[Provided data start]

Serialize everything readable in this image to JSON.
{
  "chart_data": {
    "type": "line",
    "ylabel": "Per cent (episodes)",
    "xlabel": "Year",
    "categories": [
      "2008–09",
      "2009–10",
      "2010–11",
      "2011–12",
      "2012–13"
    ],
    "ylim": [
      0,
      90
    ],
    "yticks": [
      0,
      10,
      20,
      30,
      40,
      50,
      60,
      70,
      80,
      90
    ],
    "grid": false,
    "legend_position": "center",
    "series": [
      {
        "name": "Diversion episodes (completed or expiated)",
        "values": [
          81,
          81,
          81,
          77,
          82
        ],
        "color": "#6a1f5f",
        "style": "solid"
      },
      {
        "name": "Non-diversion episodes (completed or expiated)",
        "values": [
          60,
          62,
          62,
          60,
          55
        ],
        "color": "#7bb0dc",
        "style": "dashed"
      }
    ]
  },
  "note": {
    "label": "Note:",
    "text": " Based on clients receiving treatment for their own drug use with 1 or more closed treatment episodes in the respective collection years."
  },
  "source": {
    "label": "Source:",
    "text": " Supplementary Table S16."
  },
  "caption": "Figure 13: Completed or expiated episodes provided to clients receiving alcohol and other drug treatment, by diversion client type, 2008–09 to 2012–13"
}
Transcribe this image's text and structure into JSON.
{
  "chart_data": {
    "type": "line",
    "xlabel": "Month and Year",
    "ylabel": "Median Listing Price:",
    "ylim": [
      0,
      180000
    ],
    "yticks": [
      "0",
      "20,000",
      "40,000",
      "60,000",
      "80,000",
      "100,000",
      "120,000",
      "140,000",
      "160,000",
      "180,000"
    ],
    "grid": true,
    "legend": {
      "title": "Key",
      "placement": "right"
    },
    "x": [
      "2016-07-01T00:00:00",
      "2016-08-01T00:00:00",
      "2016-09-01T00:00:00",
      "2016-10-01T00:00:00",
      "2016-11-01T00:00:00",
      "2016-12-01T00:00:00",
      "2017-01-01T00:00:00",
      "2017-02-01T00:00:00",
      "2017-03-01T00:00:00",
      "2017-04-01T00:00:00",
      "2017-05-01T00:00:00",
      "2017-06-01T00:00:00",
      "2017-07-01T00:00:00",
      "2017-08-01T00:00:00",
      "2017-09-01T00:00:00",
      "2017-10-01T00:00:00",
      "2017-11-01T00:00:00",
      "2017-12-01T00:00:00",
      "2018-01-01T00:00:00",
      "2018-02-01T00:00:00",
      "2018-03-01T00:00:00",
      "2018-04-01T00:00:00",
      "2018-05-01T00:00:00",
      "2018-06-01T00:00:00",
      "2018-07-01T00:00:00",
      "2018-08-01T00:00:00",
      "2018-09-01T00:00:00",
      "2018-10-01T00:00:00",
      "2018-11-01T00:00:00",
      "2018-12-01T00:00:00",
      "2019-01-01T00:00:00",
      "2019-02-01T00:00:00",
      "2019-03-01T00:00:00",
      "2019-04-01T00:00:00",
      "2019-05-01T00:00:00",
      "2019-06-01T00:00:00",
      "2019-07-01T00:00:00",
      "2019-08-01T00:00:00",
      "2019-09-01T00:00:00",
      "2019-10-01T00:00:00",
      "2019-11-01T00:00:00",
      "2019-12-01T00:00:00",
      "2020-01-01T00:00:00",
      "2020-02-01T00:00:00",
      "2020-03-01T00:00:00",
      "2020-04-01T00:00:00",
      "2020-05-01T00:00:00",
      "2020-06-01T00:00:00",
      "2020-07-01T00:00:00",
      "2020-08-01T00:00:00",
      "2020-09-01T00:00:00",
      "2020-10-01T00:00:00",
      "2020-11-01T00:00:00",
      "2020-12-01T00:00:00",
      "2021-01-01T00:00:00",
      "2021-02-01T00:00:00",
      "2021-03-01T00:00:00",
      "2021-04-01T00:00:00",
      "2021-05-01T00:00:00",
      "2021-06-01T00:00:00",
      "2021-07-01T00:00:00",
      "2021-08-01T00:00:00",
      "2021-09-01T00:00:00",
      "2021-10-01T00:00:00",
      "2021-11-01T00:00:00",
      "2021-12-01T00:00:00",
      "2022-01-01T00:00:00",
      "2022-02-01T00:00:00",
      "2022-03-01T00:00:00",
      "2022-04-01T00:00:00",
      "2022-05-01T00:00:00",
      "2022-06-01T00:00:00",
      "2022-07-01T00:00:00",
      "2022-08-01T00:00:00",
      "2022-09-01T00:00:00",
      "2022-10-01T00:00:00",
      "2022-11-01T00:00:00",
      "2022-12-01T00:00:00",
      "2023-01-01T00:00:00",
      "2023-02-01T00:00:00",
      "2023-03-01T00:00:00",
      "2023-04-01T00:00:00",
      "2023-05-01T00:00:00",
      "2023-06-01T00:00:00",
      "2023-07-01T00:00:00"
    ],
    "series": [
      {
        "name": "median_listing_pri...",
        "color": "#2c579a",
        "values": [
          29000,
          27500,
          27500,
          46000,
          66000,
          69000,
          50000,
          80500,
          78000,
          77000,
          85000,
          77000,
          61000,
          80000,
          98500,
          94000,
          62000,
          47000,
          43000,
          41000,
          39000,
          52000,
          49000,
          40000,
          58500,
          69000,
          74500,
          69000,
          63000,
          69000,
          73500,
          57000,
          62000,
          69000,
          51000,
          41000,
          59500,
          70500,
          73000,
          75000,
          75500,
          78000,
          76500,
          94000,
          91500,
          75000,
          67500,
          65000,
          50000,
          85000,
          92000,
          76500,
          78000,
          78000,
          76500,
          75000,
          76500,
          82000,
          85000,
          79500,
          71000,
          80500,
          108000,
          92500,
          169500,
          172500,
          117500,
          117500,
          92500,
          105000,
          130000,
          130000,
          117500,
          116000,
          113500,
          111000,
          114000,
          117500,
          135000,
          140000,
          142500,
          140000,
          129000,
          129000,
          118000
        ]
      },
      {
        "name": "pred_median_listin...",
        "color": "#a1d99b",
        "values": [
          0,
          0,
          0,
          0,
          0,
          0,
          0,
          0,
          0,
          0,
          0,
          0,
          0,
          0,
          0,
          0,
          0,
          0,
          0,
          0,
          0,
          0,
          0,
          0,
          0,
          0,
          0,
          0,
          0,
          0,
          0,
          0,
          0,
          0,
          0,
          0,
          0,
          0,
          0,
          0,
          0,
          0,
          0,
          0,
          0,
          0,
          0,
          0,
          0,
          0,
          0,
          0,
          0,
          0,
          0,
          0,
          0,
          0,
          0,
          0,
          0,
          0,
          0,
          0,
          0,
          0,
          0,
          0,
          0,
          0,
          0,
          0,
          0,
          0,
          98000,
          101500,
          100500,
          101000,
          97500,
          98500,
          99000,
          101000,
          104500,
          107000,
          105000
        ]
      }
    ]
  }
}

[Provided data end]

■ Written exercise ■
Copy each line of the data exactly, leaving nothing out.

■ Problem solution ■
Serialize everything readable in this image to JSON.
{
  "chart_data": {
    "type": "line",
    "ylabel": "Per cent (episodes)",
    "xlabel": "Year",
    "categories": [
      "2008–09",
      "2009–10",
      "2010–11",
      "2011–12",
      "2012–13"
    ],
    "ylim": [
      0,
      90
    ],
    "yticks": [
      0,
      10,
      20,
      30,
      40,
      50,
      60,
      70,
      80,
      90
    ],
    "grid": false,
    "legend_position": "center",
    "series": [
      {
        "name": "Diversion episodes (completed or expiated)",
        "values": [
          81,
          81,
          81,
          77,
          82
        ],
        "color": "#6a1f5f",
        "style": "solid"
      },
      {
        "name": "Non-diversion episodes (completed or expiated)",
        "values": [
          60,
          62,
          62,
          60,
          55
        ],
        "color": "#7bb0dc",
        "style": "dashed"
      }
    ]
  },
  "note": {
    "label": "Note:",
    "text": " Based on clients receiving treatment for their own drug use with 1 or more closed treatment episodes in the respective collection years."
  },
  "source": {
    "label": "Source:",
    "text": " Supplementary Table S16."
  },
  "caption": "Figure 13: Completed or expiated episodes provided to clients receiving alcohol and other drug treatment, by diversion client type, 2008–09 to 2012–13"
}
Transcribe this image's text and structure into JSON.
{
  "chart_data": {
    "type": "line",
    "xlabel": "Month and Year",
    "ylabel": "Median Listing Price:",
    "ylim": [
      0,
      180000
    ],
    "yticks": [
      "0",
      "20,000",
      "40,000",
      "60,000",
      "80,000",
      "100,000",
      "120,000",
      "140,000",
      "160,000",
      "180,000"
    ],
    "grid": true,
    "legend": {
      "title": "Key",
      "placement": "right"
    },
    "x": [
      "2016-07-01T00:00:00",
      "2016-08-01T00:00:00",
      "2016-09-01T00:00:00",
      "2016-10-01T00:00:00",
      "2016-11-01T00:00:00",
      "2016-12-01T00:00:00",
      "2017-01-01T00:00:00",
      "2017-02-01T00:00:00",
      "2017-03-01T00:00:00",
      "2017-04-01T00:00:00",
      "2017-05-01T00:00:00",
      "2017-06-01T00:00:00",
      "2017-07-01T00:00:00",
      "2017-08-01T00:00:00",
      "2017-09-01T00:00:00",
      "2017-10-01T00:00:00",
      "2017-11-01T00:00:00",
      "2017-12-01T00:00:00",
      "2018-01-01T00:00:00",
      "2018-02-01T00:00:00",
      "2018-03-01T00:00:00",
      "2018-04-01T00:00:00",
      "2018-05-01T00:00:00",
      "2018-06-01T00:00:00",
      "2018-07-01T00:00:00",
      "2018-08-01T00:00:00",
      "2018-09-01T00:00:00",
      "2018-10-01T00:00:00",
      "2018-11-01T00:00:00",
      "2018-12-01T00:00:00",
      "2019-01-01T00:00:00",
      "2019-02-01T00:00:00",
      "2019-03-01T00:00:00",
      "2019-04-01T00:00:00",
      "2019-05-01T00:00:00",
      "2019-06-01T00:00:00",
      "2019-07-01T00:00:00",
      "2019-08-01T00:00:00",
      "2019-09-01T00:00:00",
      "2019-10-01T00:00:00",
      "2019-11-01T00:00:00",
      "2019-12-01T00:00:00",
      "2020-01-01T00:00:00",
      "2020-02-01T00:00:00",
      "2020-03-01T00:00:00",
      "2020-04-01T00:00:00",
      "2020-05-01T00:00:00",
      "2020-06-01T00:00:00",
      "2020-07-01T00:00:00",
      "2020-08-01T00:00:00",
      "2020-09-01T00:00:00",
      "2020-10-01T00:00:00",
      "2020-11-01T00:00:00",
      "2020-12-01T00:00:00",
      "2021-01-01T00:00:00",
      "2021-02-01T00:00:00",
      "2021-03-01T00:00:00",
      "2021-04-01T00:00:00",
      "2021-05-01T00:00:00",
      "2021-06-01T00:00:00",
      "2021-07-01T00:00:00",
      "2021-08-01T00:00:00",
      "2021-09-01T00:00:00",
      "2021-10-01T00:00:00",
      "2021-11-01T00:00:00",
      "2021-12-01T00:00:00",
      "2022-01-01T00:00:00",
      "2022-02-01T00:00:00",
      "2022-03-01T00:00:00",
      "2022-04-01T00:00:00",
      "2022-05-01T00:00:00",
      "2022-06-01T00:00:00",
      "2022-07-01T00:00:00",
      "2022-08-01T00:00:00",
      "2022-09-01T00:00:00",
      "2022-10-01T00:00:00",
      "2022-11-01T00:00:00",
      "2022-12-01T00:00:00",
      "2023-01-01T00:00:00",
      "2023-02-01T00:00:00",
      "2023-03-01T00:00:00",
      "2023-04-01T00:00:00",
      "2023-05-01T00:00:00",
      "2023-06-01T00:00:00",
      "2023-07-01T00:00:00"
    ],
    "series": [
      {
        "name": "median_listing_pri...",
        "color": "#2c579a",
        "values": [
          29000,
          27500,
          27500,
          46000,
          66000,
          69000,
          50000,
          80500,
          78000,
          77000,
          85000,
          77000,
          61000,
          80000,
          98500,
          94000,
          62000,
          47000,
          43000,
          41000,
          39000,
          52000,
          49000,
          40000,
          58500,
          69000,
          74500,
          69000,
          63000,
          69000,
          73500,
          57000,
          62000,
          69000,
          51000,
          41000,
          59500,
          70500,
          73000,
          75000,
          75500,
          78000,
          76500,
          94000,
          91500,
          75000,
          67500,
          65000,
          50000,
          85000,
          92000,
          76500,
          78000,
          78000,
          76500,
          75000,
          76500,
          82000,
          85000,
          79500,
          71000,
          80500,
          108000,
          92500,
          169500,
          172500,
          117500,
          117500,
          92500,
          105000,
          130000,
          130000,
          117500,
          116000,
          113500,
          111000,
          114000,
          117500,
          135000,
          140000,
          142500,
          140000,
          129000,
          129000,
          118000
        ]
      },
      {
        "name": "pred_median_listin...",
        "color": "#a1d99b",
        "values": [
          0,
          0,
          0,
          0,
          0,
          0,
          0,
          0,
          0,
          0,
          0,
          0,
          0,
          0,
          0,
          0,
          0,
          0,
          0,
          0,
          0,
          0,
          0,
          0,
          0,
          0,
          0,
          0,
          0,
          0,
          0,
          0,
          0,
          0,
          0,
          0,
          0,
          0,
          0,
          0,
          0,
          0,
          0,
          0,
          0,
          0,
          0,
          0,
          0,
          0,
          0,
          0,
          0,
          0,
          0,
          0,
          0,
          0,
          0,
          0,
          0,
          0,
          0,
          0,
          0,
          0,
          0,
          0,
          0,
          0,
          0,
          0,
          0,
          0,
          98000,
          101500,
          100500,
          101000,
          97500,
          98500,
          99000,
          101000,
          104500,
          107000,
          105000
        ]
      }
    ]
  }
}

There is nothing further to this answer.